** start of Excerpt to read **

The necessary truth is that all “human rights” come from the God who loves us — what the state gives, the state can take away. Absolute “rights” can come only from an absolute authority – God. The state is a necessary evil which must be kept within strict bounds.
Think of it. Every time your children watch television or go to the cinema, they receive a (sometimes benign — even worse) dose of anti-Americanism. Every time they sit down in a classroom, they learn more about America’s failings than successes.
I know a number of teachers in primary and secondary schools — state as well as church-affiliated — in the US and England who are ashamed to be European and believe that the Left is correct on all these points. They learn this at university as well as at teacher-training days. They read ‘important’ left-leaning publications (e.g. New York Times, The Economist), which also help to shape their thinking.
However, we cannot leave the blame exclusively with teachers and the media. As you know, we are all affected by these influences from news, books and film. As my better half says, ‘Take it in but don’t be taken in by it.’
That said, please ensure you spread the word about the manipulative and false media messages we receive. Most people are unaware of their history.
37 comments
July 29, 2011 at 1:16 pm
Linda Kimball
“Every time your children watch television or go to the cinema, they receive a (sometimes benign — even worse) dose of anti-Americanism. Every time they sit down in a classroom, they learn more about America’s failings than successes. I know a number of teachers in primary and secondary schools — state as well as church-affiliated — in the US and England who are ashamed to be European and believe that the Left is correct on all these points. They learn this at university as well as at teacher-training days. They read ‘important’ left-leaning publications (e.g. New York Times, The Economist), which also help to shape their thinking.”

** end of Excerpt to read **

## Exercise directions:
Reproduce the excerpt verbatim, starting with the words "However, we cannot" and ending after "of their history.". The material has no connection to the excerpt.

** start of Data segment **

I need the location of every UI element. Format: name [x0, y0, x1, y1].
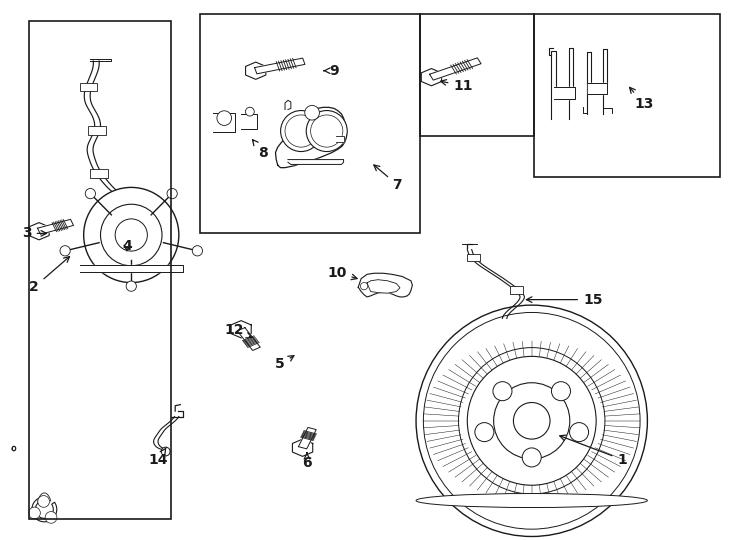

** end of Data segment **

## Result of this task:
However, we cannot leave the blame exclusively with teachers and the media. As you know, we are all affected by these influences from news, books and film. As my better half says, ‘Take it in but don’t be taken in by it.’
That said, please ensure you spread the word about the manipulative and false media messages we receive. Most people are unaware of their history.